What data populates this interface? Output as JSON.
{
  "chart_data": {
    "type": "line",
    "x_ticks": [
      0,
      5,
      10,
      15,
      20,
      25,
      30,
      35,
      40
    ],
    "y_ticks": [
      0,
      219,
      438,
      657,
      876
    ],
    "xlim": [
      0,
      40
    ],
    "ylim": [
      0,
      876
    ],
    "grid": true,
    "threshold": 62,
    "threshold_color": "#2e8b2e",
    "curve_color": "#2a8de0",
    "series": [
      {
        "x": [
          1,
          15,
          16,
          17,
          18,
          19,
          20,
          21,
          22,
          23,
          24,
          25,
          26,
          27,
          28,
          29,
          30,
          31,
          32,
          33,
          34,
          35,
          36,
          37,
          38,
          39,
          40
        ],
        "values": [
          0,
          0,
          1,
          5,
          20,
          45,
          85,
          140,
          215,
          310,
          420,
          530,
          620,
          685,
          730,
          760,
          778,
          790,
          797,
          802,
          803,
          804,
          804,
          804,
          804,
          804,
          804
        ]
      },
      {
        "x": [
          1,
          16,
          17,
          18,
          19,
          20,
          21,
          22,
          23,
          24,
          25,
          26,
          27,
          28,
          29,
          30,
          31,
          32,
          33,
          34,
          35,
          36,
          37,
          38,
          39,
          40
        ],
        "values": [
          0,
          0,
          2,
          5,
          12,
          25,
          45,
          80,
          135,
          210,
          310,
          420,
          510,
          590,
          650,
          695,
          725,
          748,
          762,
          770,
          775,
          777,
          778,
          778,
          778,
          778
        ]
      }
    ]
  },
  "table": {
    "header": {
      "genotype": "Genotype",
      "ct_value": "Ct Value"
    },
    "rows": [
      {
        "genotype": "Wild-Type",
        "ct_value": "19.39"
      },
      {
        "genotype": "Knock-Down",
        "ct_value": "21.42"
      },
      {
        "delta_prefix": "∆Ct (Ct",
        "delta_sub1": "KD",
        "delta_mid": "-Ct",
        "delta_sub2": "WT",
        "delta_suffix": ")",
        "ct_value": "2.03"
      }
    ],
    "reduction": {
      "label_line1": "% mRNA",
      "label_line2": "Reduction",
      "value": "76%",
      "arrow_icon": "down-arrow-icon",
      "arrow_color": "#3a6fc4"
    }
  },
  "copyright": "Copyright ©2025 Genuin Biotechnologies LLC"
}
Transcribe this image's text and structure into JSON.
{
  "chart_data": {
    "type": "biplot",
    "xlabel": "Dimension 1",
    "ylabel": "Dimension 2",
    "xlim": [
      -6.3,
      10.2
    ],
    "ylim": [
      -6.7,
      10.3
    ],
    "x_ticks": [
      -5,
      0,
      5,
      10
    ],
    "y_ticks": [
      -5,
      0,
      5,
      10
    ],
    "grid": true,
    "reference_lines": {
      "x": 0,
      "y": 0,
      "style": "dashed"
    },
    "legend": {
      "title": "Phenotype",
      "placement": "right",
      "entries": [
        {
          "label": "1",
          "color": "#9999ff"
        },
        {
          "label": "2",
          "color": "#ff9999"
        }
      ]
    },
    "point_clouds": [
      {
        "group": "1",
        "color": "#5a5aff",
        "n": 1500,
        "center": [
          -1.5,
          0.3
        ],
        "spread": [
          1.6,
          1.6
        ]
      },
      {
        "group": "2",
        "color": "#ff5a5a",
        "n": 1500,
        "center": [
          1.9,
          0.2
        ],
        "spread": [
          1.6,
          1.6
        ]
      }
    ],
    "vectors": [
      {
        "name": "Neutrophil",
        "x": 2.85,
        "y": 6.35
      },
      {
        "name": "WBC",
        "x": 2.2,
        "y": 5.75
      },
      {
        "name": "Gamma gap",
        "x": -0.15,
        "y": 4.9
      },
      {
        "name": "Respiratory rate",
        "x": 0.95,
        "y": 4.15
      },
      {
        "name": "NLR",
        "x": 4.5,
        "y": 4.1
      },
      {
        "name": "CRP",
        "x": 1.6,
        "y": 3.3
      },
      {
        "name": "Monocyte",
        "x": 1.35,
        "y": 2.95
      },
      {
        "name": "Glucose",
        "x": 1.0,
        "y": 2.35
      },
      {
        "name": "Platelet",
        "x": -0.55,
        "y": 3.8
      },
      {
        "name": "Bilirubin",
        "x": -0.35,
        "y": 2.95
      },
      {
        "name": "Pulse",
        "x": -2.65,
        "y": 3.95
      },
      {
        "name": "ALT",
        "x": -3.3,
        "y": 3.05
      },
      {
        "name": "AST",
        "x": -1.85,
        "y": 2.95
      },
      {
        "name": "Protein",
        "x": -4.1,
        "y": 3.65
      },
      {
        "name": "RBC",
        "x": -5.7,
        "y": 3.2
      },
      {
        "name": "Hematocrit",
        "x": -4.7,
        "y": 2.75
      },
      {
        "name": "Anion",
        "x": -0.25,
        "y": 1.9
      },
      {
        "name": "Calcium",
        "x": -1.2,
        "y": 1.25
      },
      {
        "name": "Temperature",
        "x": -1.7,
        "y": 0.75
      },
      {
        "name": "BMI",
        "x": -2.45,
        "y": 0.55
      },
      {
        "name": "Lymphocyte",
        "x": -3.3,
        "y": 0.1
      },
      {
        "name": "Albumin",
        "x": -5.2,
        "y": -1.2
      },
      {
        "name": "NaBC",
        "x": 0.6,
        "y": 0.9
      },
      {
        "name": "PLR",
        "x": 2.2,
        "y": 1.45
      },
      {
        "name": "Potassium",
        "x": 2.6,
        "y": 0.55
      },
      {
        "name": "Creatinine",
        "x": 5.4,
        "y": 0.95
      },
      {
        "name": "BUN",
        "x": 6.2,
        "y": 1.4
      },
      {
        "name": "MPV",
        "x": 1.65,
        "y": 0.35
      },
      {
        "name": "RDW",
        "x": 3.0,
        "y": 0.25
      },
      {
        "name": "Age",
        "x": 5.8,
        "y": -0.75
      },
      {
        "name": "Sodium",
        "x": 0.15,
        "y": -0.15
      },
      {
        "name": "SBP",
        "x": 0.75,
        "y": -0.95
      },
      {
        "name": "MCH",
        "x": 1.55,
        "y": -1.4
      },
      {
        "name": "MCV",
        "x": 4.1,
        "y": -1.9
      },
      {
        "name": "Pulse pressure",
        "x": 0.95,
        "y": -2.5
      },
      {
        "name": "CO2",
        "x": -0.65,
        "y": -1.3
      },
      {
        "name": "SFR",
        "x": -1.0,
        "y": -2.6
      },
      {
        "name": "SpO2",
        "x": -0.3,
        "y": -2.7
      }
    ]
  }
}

####

■ **What the exercise asks**: What is needed is an exact copy of all the records.

■ **Reply to the task**:
What data populates this interface? Output as JSON.
{
  "chart_data": {
    "type": "line",
    "x_ticks": [
      0,
      5,
      10,
      15,
      20,
      25,
      30,
      35,
      40
    ],
    "y_ticks": [
      0,
      219,
      438,
      657,
      876
    ],
    "xlim": [
      0,
      40
    ],
    "ylim": [
      0,
      876
    ],
    "grid": true,
    "threshold": 62,
    "threshold_color": "#2e8b2e",
    "curve_color": "#2a8de0",
    "series": [
      {
        "x": [
          1,
          15,
          16,
          17,
          18,
          19,
          20,
          21,
          22,
          23,
          24,
          25,
          26,
          27,
          28,
          29,
          30,
          31,
          32,
          33,
          34,
          35,
          36,
          37,
          38,
          39,
          40
        ],
        "values": [
          0,
          0,
          1,
          5,
          20,
          45,
          85,
          140,
          215,
          310,
          420,
          530,
          620,
          685,
          730,
          760,
          778,
          790,
          797,
          802,
          803,
          804,
          804,
          804,
          804,
          804,
          804
        ]
      },
      {
        "x": [
          1,
          16,
          17,
          18,
          19,
          20,
          21,
          22,
          23,
          24,
          25,
          26,
          27,
          28,
          29,
          30,
          31,
          32,
          33,
          34,
          35,
          36,
          37,
          38,
          39,
          40
        ],
        "values": [
          0,
          0,
          2,
          5,
          12,
          25,
          45,
          80,
          135,
          210,
          310,
          420,
          510,
          590,
          650,
          695,
          725,
          748,
          762,
          770,
          775,
          777,
          778,
          778,
          778,
          778
        ]
      }
    ]
  },
  "table": {
    "header": {
      "genotype": "Genotype",
      "ct_value": "Ct Value"
    },
    "rows": [
      {
        "genotype": "Wild-Type",
        "ct_value": "19.39"
      },
      {
        "genotype": "Knock-Down",
        "ct_value": "21.42"
      },
      {
        "delta_prefix": "∆Ct (Ct",
        "delta_sub1": "KD",
        "delta_mid": "-Ct",
        "delta_sub2": "WT",
        "delta_suffix": ")",
        "ct_value": "2.03"
      }
    ],
    "reduction": {
      "label_line1": "% mRNA",
      "label_line2": "Reduction",
      "value": "76%",
      "arrow_icon": "down-arrow-icon",
      "arrow_color": "#3a6fc4"
    }
  },
  "copyright": "Copyright ©2025 Genuin Biotechnologies LLC"
}
Transcribe this image's text and structure into JSON.
{
  "chart_data": {
    "type": "biplot",
    "xlabel": "Dimension 1",
    "ylabel": "Dimension 2",
    "xlim": [
      -6.3,
      10.2
    ],
    "ylim": [
      -6.7,
      10.3
    ],
    "x_ticks": [
      -5,
      0,
      5,
      10
    ],
    "y_ticks": [
      -5,
      0,
      5,
      10
    ],
    "grid": true,
    "reference_lines": {
      "x": 0,
      "y": 0,
      "style": "dashed"
    },
    "legend": {
      "title": "Phenotype",
      "placement": "right",
      "entries": [
        {
          "label": "1",
          "color": "#9999ff"
        },
        {
          "label": "2",
          "color": "#ff9999"
        }
      ]
    },
    "point_clouds": [
      {
        "group": "1",
        "color": "#5a5aff",
        "n": 1500,
        "center": [
          -1.5,
          0.3
        ],
        "spread": [
          1.6,
          1.6
        ]
      },
      {
        "group": "2",
        "color": "#ff5a5a",
        "n": 1500,
        "center": [
          1.9,
          0.2
        ],
        "spread": [
          1.6,
          1.6
        ]
      }
    ],
    "vectors": [
      {
        "name": "Neutrophil",
        "x": 2.85,
        "y": 6.35
      },
      {
        "name": "WBC",
        "x": 2.2,
        "y": 5.75
      },
      {
        "name": "Gamma gap",
        "x": -0.15,
        "y": 4.9
      },
      {
        "name": "Respiratory rate",
        "x": 0.95,
        "y": 4.15
      },
      {
        "name": "NLR",
        "x": 4.5,
        "y": 4.1
      },
      {
        "name": "CRP",
        "x": 1.6,
        "y": 3.3
      },
      {
        "name": "Monocyte",
        "x": 1.35,
        "y": 2.95
      },
      {
        "name": "Glucose",
        "x": 1.0,
        "y": 2.35
      },
      {
        "name": "Platelet",
        "x": -0.55,
        "y": 3.8
      },
      {
        "name": "Bilirubin",
        "x": -0.35,
        "y": 2.95
      },
      {
        "name": "Pulse",
        "x": -2.65,
        "y": 3.95
      },
      {
        "name": "ALT",
        "x": -3.3,
        "y": 3.05
      },
      {
        "name": "AST",
        "x": -1.85,
        "y": 2.95
      },
      {
        "name": "Protein",
        "x": -4.1,
        "y": 3.65
      },
      {
        "name": "RBC",
        "x": -5.7,
        "y": 3.2
      },
      {
        "name": "Hematocrit",
        "x": -4.7,
        "y": 2.75
      },
      {
        "name": "Anion",
        "x": -0.25,
        "y": 1.9
      },
      {
        "name": "Calcium",
        "x": -1.2,
        "y": 1.25
      },
      {
        "name": "Temperature",
        "x": -1.7,
        "y": 0.75
      },
      {
        "name": "BMI",
        "x": -2.45,
        "y": 0.55
      },
      {
        "name": "Lymphocyte",
        "x": -3.3,
        "y": 0.1
      },
      {
        "name": "Albumin",
        "x": -5.2,
        "y": -1.2
      },
      {
        "name": "NaBC",
        "x": 0.6,
        "y": 0.9
      },
      {
        "name": "PLR",
        "x": 2.2,
        "y": 1.45
      },
      {
        "name": "Potassium",
        "x": 2.6,
        "y": 0.55
      },
      {
        "name": "Creatinine",
        "x": 5.4,
        "y": 0.95
      },
      {
        "name": "BUN",
        "x": 6.2,
        "y": 1.4
      },
      {
        "name": "MPV",
        "x": 1.65,
        "y": 0.35
      },
      {
        "name": "RDW",
        "x": 3.0,
        "y": 0.25
      },
      {
        "name": "Age",
        "x": 5.8,
        "y": -0.75
      },
      {
        "name": "Sodium",
        "x": 0.15,
        "y": -0.15
      },
      {
        "name": "SBP",
        "x": 0.75,
        "y": -0.95
      },
      {
        "name": "MCH",
        "x": 1.55,
        "y": -1.4
      },
      {
        "name": "MCV",
        "x": 4.1,
        "y": -1.9
      },
      {
        "name": "Pulse pressure",
        "x": 0.95,
        "y": -2.5
      },
      {
        "name": "CO2",
        "x": -0.65,
        "y": -1.3
      },
      {
        "name": "SFR",
        "x": -1.0,
        "y": -2.6
      },
      {
        "name": "SpO2",
        "x": -0.3,
        "y": -2.7
      }
    ]
  }
}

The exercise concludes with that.